## The problem
Determine how many lines contain the string "court". Reply with that figure and nothing else.

----- Supplied entries

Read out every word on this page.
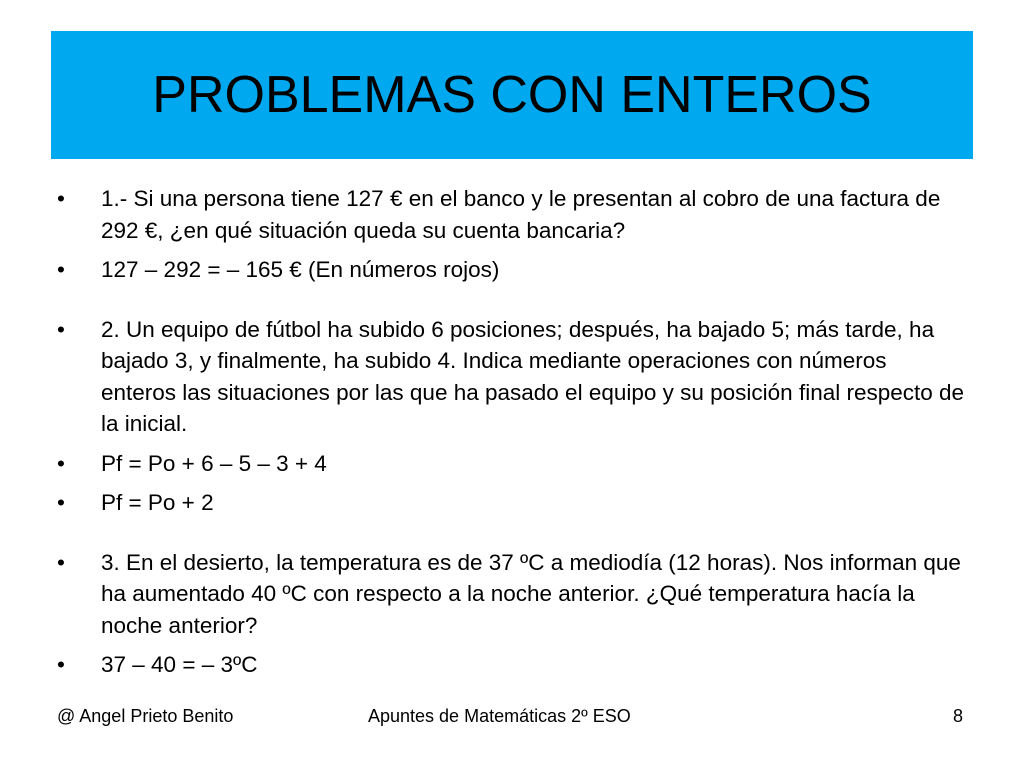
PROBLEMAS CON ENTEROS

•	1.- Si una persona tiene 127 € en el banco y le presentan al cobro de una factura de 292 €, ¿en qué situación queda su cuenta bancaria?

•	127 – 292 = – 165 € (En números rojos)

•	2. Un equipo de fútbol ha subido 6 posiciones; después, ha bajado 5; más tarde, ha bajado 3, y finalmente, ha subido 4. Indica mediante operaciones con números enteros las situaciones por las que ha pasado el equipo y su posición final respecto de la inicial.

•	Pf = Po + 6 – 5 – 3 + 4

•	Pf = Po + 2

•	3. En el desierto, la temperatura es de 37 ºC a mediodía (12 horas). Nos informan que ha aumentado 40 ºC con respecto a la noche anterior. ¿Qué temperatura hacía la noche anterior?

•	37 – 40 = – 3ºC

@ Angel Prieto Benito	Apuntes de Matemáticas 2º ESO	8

----------
----- Supplied entries

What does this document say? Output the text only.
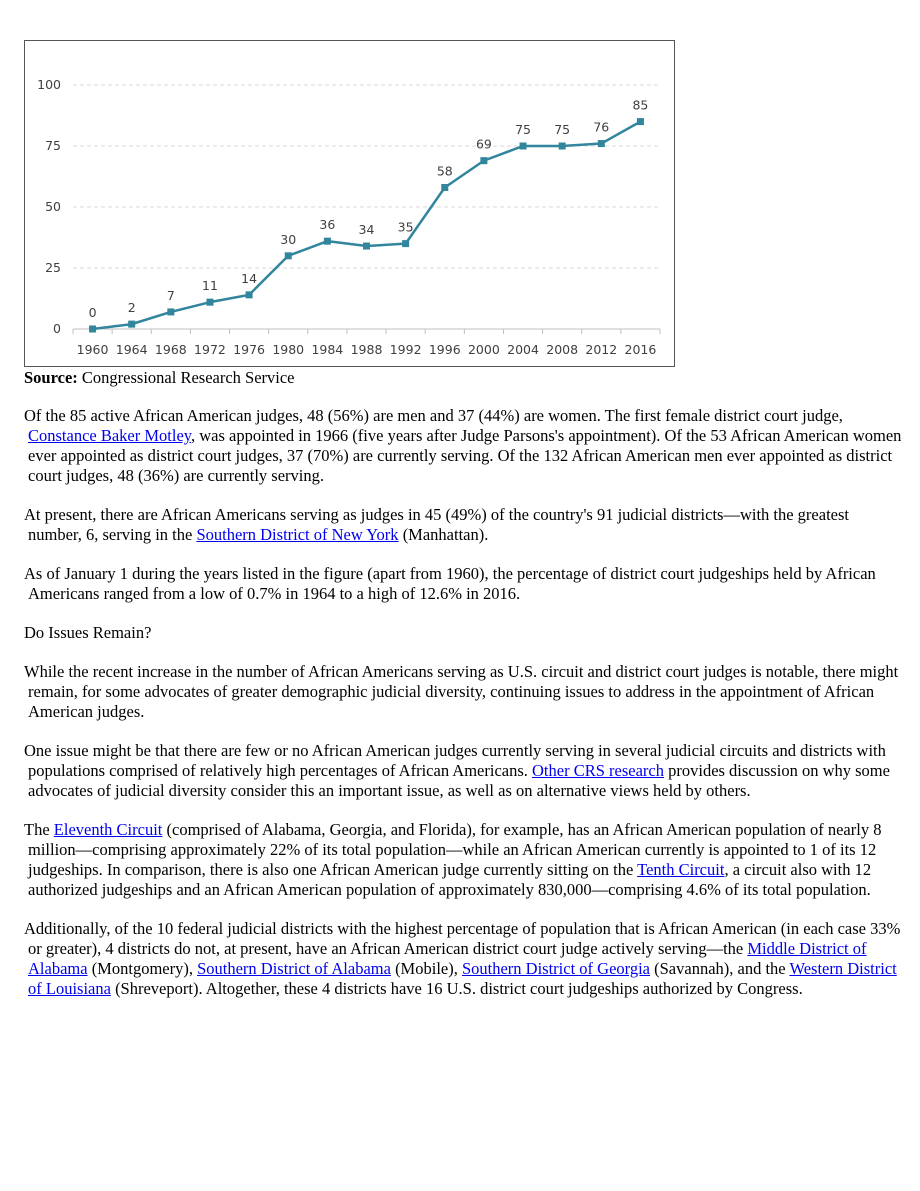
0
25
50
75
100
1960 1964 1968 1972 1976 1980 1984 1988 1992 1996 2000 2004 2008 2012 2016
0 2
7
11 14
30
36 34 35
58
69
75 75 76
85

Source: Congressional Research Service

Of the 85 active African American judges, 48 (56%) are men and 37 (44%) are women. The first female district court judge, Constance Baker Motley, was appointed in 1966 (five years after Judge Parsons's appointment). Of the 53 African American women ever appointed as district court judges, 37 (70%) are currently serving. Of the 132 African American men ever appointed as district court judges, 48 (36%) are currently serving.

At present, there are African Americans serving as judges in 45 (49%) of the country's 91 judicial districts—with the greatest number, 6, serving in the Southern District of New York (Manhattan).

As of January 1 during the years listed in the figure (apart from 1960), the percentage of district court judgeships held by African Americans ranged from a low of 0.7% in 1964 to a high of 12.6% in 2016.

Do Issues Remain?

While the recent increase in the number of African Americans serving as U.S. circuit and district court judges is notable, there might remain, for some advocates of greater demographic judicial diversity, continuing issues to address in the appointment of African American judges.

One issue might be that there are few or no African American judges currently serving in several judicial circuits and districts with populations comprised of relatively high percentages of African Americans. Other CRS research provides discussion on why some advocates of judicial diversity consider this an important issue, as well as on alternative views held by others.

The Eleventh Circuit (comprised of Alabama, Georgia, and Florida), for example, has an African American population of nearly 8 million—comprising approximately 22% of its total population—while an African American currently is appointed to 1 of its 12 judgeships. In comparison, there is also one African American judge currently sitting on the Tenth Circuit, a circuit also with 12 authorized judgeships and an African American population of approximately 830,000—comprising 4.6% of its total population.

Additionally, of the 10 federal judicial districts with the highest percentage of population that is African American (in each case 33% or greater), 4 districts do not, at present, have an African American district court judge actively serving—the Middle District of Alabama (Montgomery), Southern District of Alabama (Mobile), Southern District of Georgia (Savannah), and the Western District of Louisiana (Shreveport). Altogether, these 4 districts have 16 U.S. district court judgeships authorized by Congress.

----------

## Answer below
4